Count how many lines of the material below have the word "所有月份" and give only the number.

==== Data rows ====

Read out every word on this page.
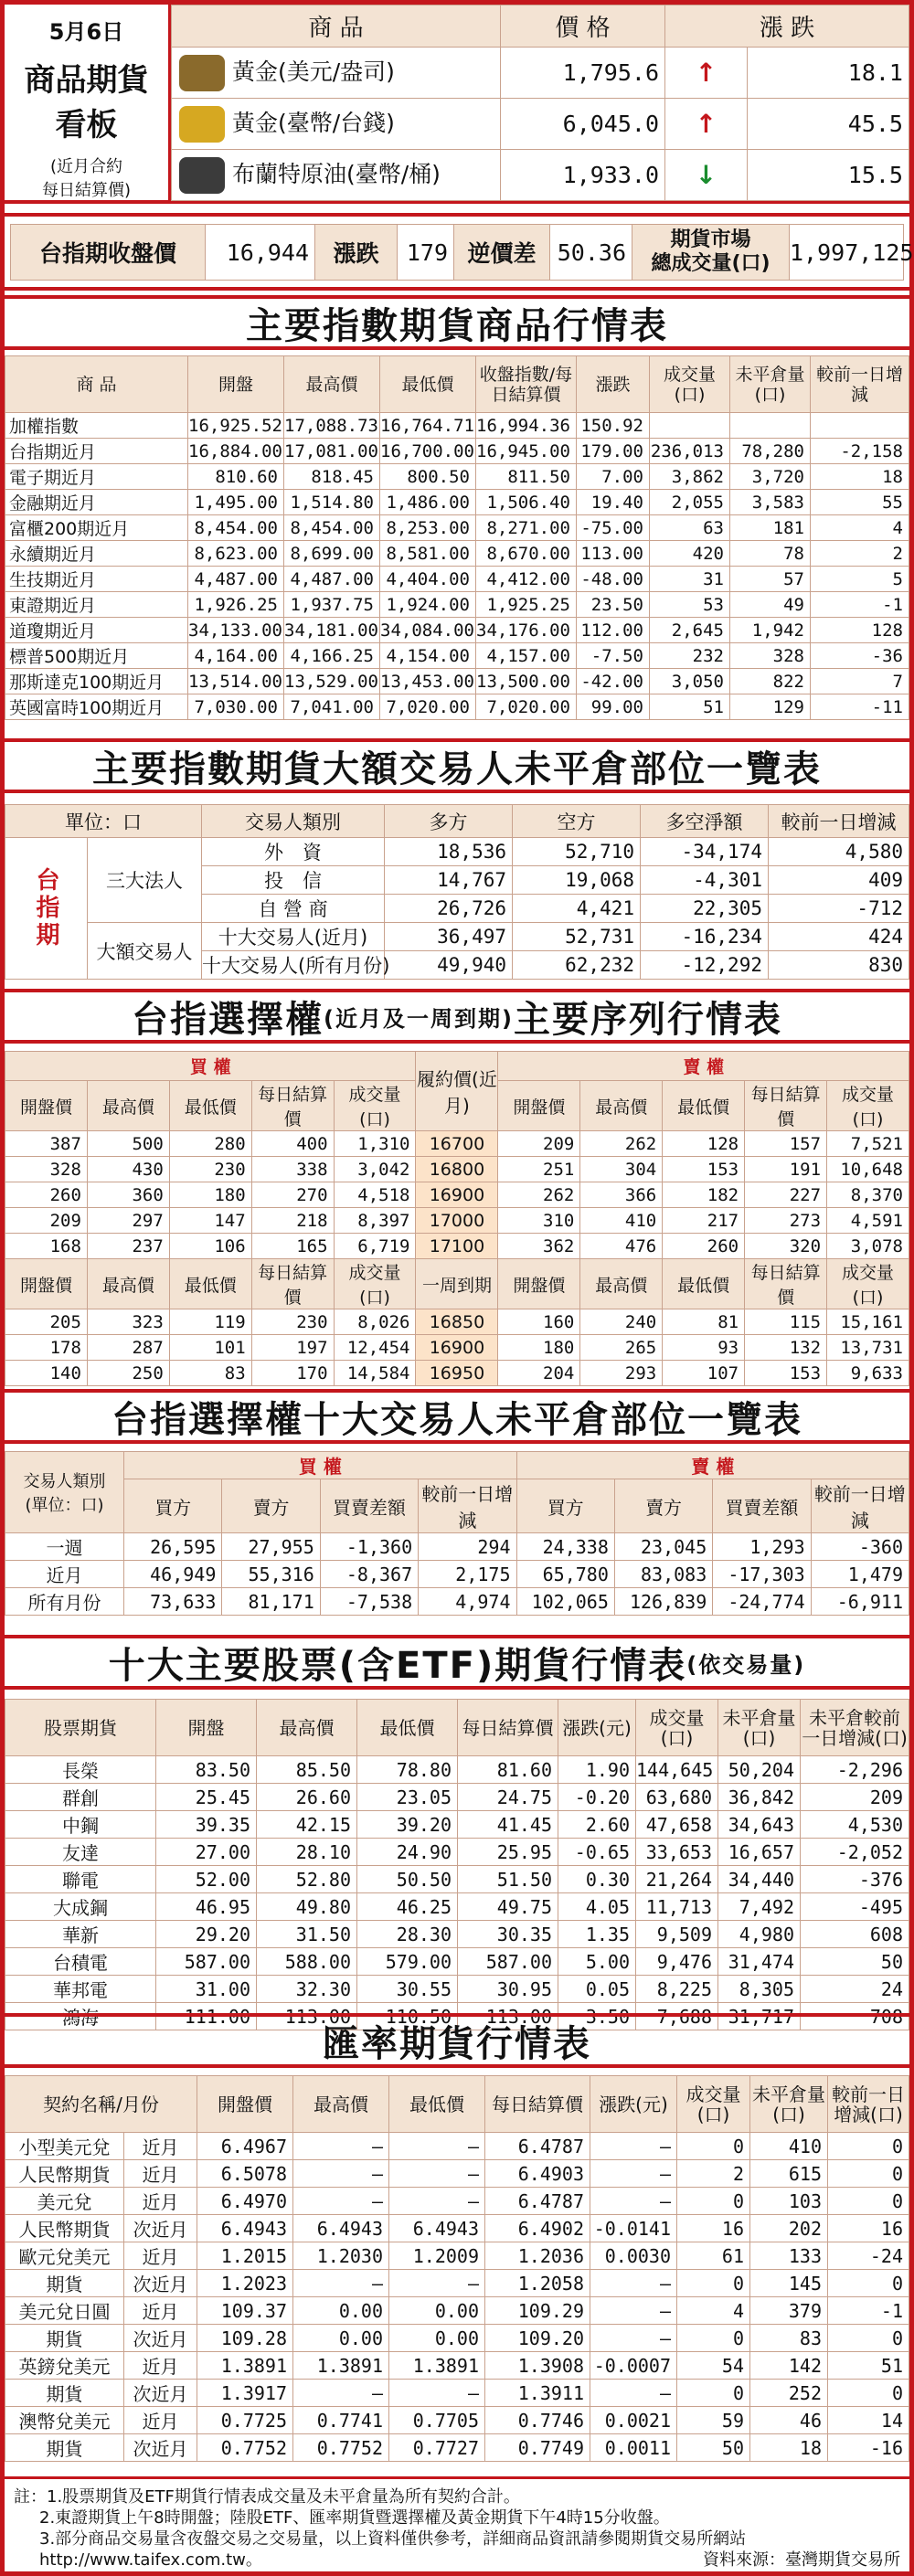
5月6日
商品期貨
看板
(近月合約
每日結算價)
商 品	價 格	漲 跌	
黃金(美元/盎司)	1,795.6	↑	18.1
黃金(臺幣/台錢)	6,045.0	↑	45.5
布蘭特原油(臺幣/桶)	1,933.0	↓	15.5
台指期收盤價	16,944	漲跌	179	逆價差	50.36	期貨市場
總成交量(口)	1,997,125
主要指數期貨商品行情表
商 品	開盤	最高價	最低價	收盤指數/每日結算價	漲跌	成交量(口)	未平倉量(口)	較前一日增減
加權指數	16,925.52	17,088.73	16,764.71	16,994.36	150.92			
台指期近月	16,884.00	17,081.00	16,700.00	16,945.00	179.00	236,013	78,280	-2,158
電子期近月	810.60	818.45	800.50	811.50	7.00	3,862	3,720	18
金融期近月	1,495.00	1,514.80	1,486.00	1,506.40	19.40	2,055	3,583	55
富櫃200期近月	8,454.00	8,454.00	8,253.00	8,271.00	-75.00	63	181	4
永續期近月	8,623.00	8,699.00	8,581.00	8,670.00	113.00	420	78	2
生技期近月	4,487.00	4,487.00	4,404.00	4,412.00	-48.00	31	57	5
東證期近月	1,926.25	1,937.75	1,924.00	1,925.25	23.50	53	49	-1
道瓊期近月	34,133.00	34,181.00	34,084.00	34,176.00	112.00	2,645	1,942	128
標普500期近月	4,164.00	4,166.25	4,154.00	4,157.00	-7.50	232	328	-36
那斯達克100期近月	13,514.00	13,529.00	13,453.00	13,500.00	-42.00	3,050	822	7
英國富時100期近月	7,030.00	7,041.00	7,020.00	7,020.00	99.00	51	129	-11
主要指數期貨大額交易人未平倉部位一覽表
單位：口		交易人類別	多方	空方	多空淨額	較前一日增減
台指期	三大法人	外　資	18,536	52,710	-34,174	4,580
		投　信	14,767	19,068	-4,301	409
		自 營 商	26,726	4,421	22,305	-712
	大額交易人	十大交易人(近月)	36,497	52,731	-16,234	424
		十大交易人(所有月份)	49,940	62,232	-12,292	830
台指選擇權 (近月及一周到期) 主要序列行情表
買 權					履約價(近月)	賣 權				
開盤價	最高價	最低價	每日結算價	成交量(口)		開盤價	最高價	最低價	每日結算價	成交量(口)
387	500	280	400	1,310	16700	209	262	128	157	7,521
328	430	230	338	3,042	16800	251	304	153	191	10,648
260	360	180	270	4,518	16900	262	366	182	227	8,370
209	297	147	218	8,397	17000	310	410	217	273	4,591
168	237	106	165	6,719	17100	362	476	260	320	3,078
開盤價	最高價	最低價	每日結算價	成交量(口)	一周到期	開盤價	最高價	最低價	每日結算價	成交量(口)
205	323	119	230	8,026	16850	160	240	81	115	15,161
178	287	101	197	12,454	16900	180	265	93	132	13,731
140	250	83	170	14,584	16950	204	293	107	153	9,633
台指選擇權十大交易人未平倉部位一覽表
交易人類別
(單位：口)	買 權				賣 權			
	買方	賣方	買賣差額	較前一日增減	買方	賣方	買賣差額	較前一日增減
一週	26,595	27,955	-1,360	294	24,338	23,045	1,293	-360
近月	46,949	55,316	-8,367	2,175	65,780	83,083	-17,303	1,479
所有月份	73,633	81,171	-7,538	4,974	102,065	126,839	-24,774	-6,911
十大主要股票(含ETF)期貨行情表 (依交易量)
股票期貨	開盤	最高價	最低價	每日結算價	漲跌(元)	成交量(口)	未平倉量(口)	未平倉較前一日增減(口)
長榮	83.50	85.50	78.80	81.60	1.90	144,645	50,204	-2,296
群創	25.45	26.60	23.05	24.75	-0.20	63,680	36,842	209
中鋼	39.35	42.15	39.20	41.45	2.60	47,658	34,643	4,530
友達	27.00	28.10	24.90	25.95	-0.65	33,653	16,657	-2,052
聯電	52.00	52.80	50.50	51.50	0.30	21,264	34,440	-376
大成鋼	46.95	49.80	46.25	49.75	4.05	11,713	7,492	-495
華新	29.20	31.50	28.30	30.35	1.35	9,509	4,980	608
台積電	587.00	588.00	579.00	587.00	5.00	9,476	31,474	50
華邦電	31.00	32.30	30.55	30.95	0.05	8,225	8,305	24
鴻海	111.00	113.00	110.50	113.00	3.50	7,688	31,717	708
匯率期貨行情表
契約名稱/月份		開盤價	最高價	最低價	每日結算價	漲跌(元)	成交量(口)	未平倉量(口)	較前一日增減(口)
小型美元兌	近月	6.4967	–	–	6.4787	–	0	410	0
人民幣期貨	近月	6.5078	–	–	6.4903	–	2	615	0
美元兌	近月	6.4970	–	–	6.4787	–	0	103	0
人民幣期貨	次近月	6.4943	6.4943	6.4943	6.4902	-0.0141	16	202	16
歐元兌美元	近月	1.2015	1.2030	1.2009	1.2036	0.0030	61	133	-24
期貨	次近月	1.2023	–	–	1.2058	–	0	145	0
美元兌日圓	近月	109.37	0.00	0.00	109.29	–	4	379	-1
期貨	次近月	109.28	0.00	0.00	109.20	–	0	83	0
英鎊兌美元	近月	1.3891	1.3891	1.3891	1.3908	-0.0007	54	142	51
期貨	次近月	1.3917	–	–	1.3911	–	0	252	0
澳幣兌美元	近月	0.7725	0.7741	0.7705	0.7746	0.0021	59	46	14
期貨	次近月	0.7752	0.7752	0.7727	0.7749	0.0011	50	18	-16
註：1.股票期貨及ETF期貨行情表成交量及未平倉量為所有契約合計。
2.東證期貨上午8時開盤；陸股ETF、匯率期貨暨選擇權及黃金期貨下午4時15分收盤。
3.部分商品交易量含夜盤交易之交易量，以上資料僅供參考，詳細商品資訊請參閱期貨交易所網站
http://www.taifex.com.tw。	資料來源：臺灣期貨交易所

====

# Task response
2